■ **Set exercise**
Write the data out again exactly, dropping any images it holds.
## begin Data lines
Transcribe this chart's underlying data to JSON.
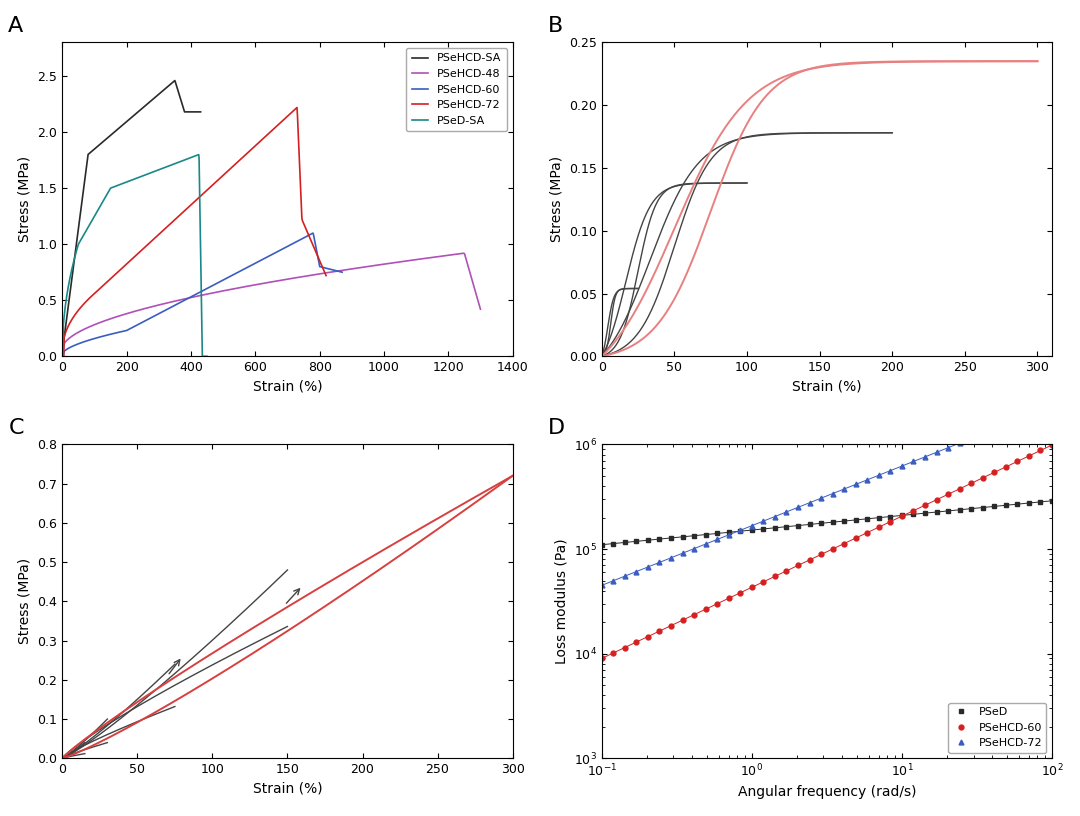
{
  "panel_label_fontsize": 16,
  "A": {
    "xlabel": "Strain (%)",
    "ylabel": "Stress (MPa)",
    "xlim": [
      0,
      1400
    ],
    "ylim": [
      0,
      2.8
    ],
    "xticks": [
      0,
      200,
      400,
      600,
      800,
      1000,
      1200,
      1400
    ],
    "yticks": [
      0.0,
      0.5,
      1.0,
      1.5,
      2.0,
      2.5
    ],
    "legend": [
      "PSeHCD-SA",
      "PSeHCD-48",
      "PSeHCD-60",
      "PSeHCD-72",
      "PSeD-SA"
    ],
    "colors": [
      "#2a2a2a",
      "#b050b8",
      "#3a5dbf",
      "#d42020",
      "#1a8888"
    ]
  },
  "B": {
    "xlabel": "Strain (%)",
    "ylabel": "Stress (MPa)",
    "xlim": [
      0,
      310
    ],
    "ylim": [
      0,
      0.25
    ],
    "xticks": [
      0,
      50,
      100,
      150,
      200,
      250,
      300
    ],
    "yticks": [
      0.0,
      0.05,
      0.1,
      0.15,
      0.2,
      0.25
    ],
    "gray_color": "#444444",
    "pink_color": "#e88080"
  },
  "C": {
    "xlabel": "Strain (%)",
    "ylabel": "Stress (MPa)",
    "xlim": [
      0,
      300
    ],
    "ylim": [
      0,
      0.8
    ],
    "xticks": [
      0,
      50,
      100,
      150,
      200,
      250,
      300
    ],
    "yticks": [
      0.0,
      0.1,
      0.2,
      0.3,
      0.4,
      0.5,
      0.6,
      0.7,
      0.8
    ],
    "gray_color": "#444444",
    "red_color": "#d84040"
  },
  "D": {
    "xlabel": "Angular frequency (rad/s)",
    "ylabel": "Loss modulus (Pa)",
    "legend": [
      "PSeD",
      "PSeHCD-60",
      "PSeHCD-72"
    ],
    "colors": [
      "#2a2a2a",
      "#d42020",
      "#3a5dbf"
    ]
  }
}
## end Data lines
■ **Exercise solution**
Transcribe this chart's underlying data to JSON.
{
  "panel_label_fontsize": 16,
  "A": {
    "xlabel": "Strain (%)",
    "ylabel": "Stress (MPa)",
    "xlim": [
      0,
      1400
    ],
    "ylim": [
      0,
      2.8
    ],
    "xticks": [
      0,
      200,
      400,
      600,
      800,
      1000,
      1200,
      1400
    ],
    "yticks": [
      0.0,
      0.5,
      1.0,
      1.5,
      2.0,
      2.5
    ],
    "legend": [
      "PSeHCD-SA",
      "PSeHCD-48",
      "PSeHCD-60",
      "PSeHCD-72",
      "PSeD-SA"
    ],
    "colors": [
      "#2a2a2a",
      "#b050b8",
      "#3a5dbf",
      "#d42020",
      "#1a8888"
    ]
  },
  "B": {
    "xlabel": "Strain (%)",
    "ylabel": "Stress (MPa)",
    "xlim": [
      0,
      310
    ],
    "ylim": [
      0,
      0.25
    ],
    "xticks": [
      0,
      50,
      100,
      150,
      200,
      250,
      300
    ],
    "yticks": [
      0.0,
      0.05,
      0.1,
      0.15,
      0.2,
      0.25
    ],
    "gray_color": "#444444",
    "pink_color": "#e88080"
  },
  "C": {
    "xlabel": "Strain (%)",
    "ylabel": "Stress (MPa)",
    "xlim": [
      0,
      300
    ],
    "ylim": [
      0,
      0.8
    ],
    "xticks": [
      0,
      50,
      100,
      150,
      200,
      250,
      300
    ],
    "yticks": [
      0.0,
      0.1,
      0.2,
      0.3,
      0.4,
      0.5,
      0.6,
      0.7,
      0.8
    ],
    "gray_color": "#444444",
    "red_color": "#d84040"
  },
  "D": {
    "xlabel": "Angular frequency (rad/s)",
    "ylabel": "Loss modulus (Pa)",
    "legend": [
      "PSeD",
      "PSeHCD-60",
      "PSeHCD-72"
    ],
    "colors": [
      "#2a2a2a",
      "#d42020",
      "#3a5dbf"
    ]
  }
}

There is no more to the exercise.